Records to use ▸
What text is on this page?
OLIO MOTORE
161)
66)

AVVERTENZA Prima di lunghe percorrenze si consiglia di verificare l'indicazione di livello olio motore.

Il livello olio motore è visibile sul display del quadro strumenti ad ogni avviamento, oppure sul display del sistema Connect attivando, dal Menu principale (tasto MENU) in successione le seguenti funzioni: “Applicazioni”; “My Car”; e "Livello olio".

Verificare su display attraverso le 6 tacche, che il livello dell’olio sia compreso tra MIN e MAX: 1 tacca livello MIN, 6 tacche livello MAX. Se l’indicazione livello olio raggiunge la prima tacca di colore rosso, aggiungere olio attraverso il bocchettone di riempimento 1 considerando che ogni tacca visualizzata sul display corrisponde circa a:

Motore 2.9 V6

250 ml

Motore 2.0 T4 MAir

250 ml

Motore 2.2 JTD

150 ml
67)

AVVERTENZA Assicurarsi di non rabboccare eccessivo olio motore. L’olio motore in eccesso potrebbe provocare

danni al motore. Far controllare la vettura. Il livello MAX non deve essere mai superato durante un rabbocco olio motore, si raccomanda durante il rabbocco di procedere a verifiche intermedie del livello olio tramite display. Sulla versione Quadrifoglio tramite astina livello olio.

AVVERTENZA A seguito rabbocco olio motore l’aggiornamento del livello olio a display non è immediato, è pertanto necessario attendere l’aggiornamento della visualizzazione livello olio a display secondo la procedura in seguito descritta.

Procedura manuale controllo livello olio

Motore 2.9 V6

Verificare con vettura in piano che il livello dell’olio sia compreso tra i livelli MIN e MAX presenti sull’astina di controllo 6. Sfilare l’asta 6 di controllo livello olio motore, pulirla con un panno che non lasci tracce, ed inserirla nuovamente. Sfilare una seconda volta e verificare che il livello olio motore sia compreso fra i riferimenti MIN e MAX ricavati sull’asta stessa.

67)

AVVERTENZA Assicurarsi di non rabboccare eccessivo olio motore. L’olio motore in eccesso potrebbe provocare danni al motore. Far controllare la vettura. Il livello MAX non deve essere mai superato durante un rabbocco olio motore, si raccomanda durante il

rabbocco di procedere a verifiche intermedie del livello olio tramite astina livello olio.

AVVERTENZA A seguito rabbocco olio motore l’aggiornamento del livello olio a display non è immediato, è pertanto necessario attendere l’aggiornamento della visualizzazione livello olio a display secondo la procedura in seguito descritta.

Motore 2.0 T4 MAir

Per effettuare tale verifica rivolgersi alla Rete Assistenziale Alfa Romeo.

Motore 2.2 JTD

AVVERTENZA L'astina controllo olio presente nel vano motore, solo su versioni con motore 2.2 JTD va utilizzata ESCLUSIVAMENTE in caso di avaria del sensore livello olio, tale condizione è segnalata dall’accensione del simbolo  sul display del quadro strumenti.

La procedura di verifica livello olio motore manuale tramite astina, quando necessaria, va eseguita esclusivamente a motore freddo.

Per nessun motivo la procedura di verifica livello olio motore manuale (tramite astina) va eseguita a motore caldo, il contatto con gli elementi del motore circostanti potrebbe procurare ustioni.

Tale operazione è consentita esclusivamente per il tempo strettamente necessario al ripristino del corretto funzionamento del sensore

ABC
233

What you will do ▸ Isolate the lines that hold the word "vettura" and copy all of them.

Full output ▸
danni al motore. Far controllare la vettura. Il livello MAX non deve essere mai superato durante un rabbocco olio motore, si raccomanda durante il rabbocco di procedere a verifiche intermedie del livello olio tramite display. Sulla versione Quadrifoglio tramite astina livello olio.
Verificare con vettura in piano che il livello dell’olio sia compreso tra i livelli MIN e MAX presenti sull’astina di controllo 6. Sfilare l’asta 6 di controllo livello olio motore, pulirla con un panno che non lasci tracce, ed inserirla nuovamente. Sfilare una seconda volta e verificare che il livello olio motore sia compreso fra i riferimenti MIN e MAX ricavati sull’asta stessa.
AVVERTENZA Assicurarsi di non rabboccare eccessivo olio motore. L’olio motore in eccesso potrebbe provocare danni al motore. Far controllare la vettura. Il livello MAX non deve essere mai superato durante un rabbocco olio motore, si raccomanda durante il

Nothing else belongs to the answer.